---------- Material provided ----------
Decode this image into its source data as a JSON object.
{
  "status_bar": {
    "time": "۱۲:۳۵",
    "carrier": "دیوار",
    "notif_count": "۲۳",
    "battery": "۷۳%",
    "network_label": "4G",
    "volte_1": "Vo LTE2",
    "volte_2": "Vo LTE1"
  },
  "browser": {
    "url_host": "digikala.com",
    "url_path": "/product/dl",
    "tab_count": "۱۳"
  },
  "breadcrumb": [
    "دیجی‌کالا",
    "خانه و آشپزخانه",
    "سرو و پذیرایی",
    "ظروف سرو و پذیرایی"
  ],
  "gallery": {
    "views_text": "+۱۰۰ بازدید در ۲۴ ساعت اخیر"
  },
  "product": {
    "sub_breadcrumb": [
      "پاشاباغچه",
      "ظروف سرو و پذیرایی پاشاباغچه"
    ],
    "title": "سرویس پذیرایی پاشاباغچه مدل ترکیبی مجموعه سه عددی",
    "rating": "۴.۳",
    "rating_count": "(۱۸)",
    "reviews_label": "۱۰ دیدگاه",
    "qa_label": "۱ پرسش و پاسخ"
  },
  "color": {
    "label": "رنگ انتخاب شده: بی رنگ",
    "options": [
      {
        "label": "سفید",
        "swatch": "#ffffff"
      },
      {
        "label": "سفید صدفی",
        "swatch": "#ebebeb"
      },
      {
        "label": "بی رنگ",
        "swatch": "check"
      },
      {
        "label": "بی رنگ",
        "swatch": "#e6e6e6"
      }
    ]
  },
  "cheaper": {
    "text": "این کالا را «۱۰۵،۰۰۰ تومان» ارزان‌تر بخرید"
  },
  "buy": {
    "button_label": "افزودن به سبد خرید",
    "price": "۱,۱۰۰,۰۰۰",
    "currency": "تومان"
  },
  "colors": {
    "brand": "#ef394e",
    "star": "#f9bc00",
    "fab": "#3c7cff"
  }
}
----------
**Directions for this task:**
Of all the lines in the entries, how many contain the word "ظروف"? Give only the number.

**Written answer:**
2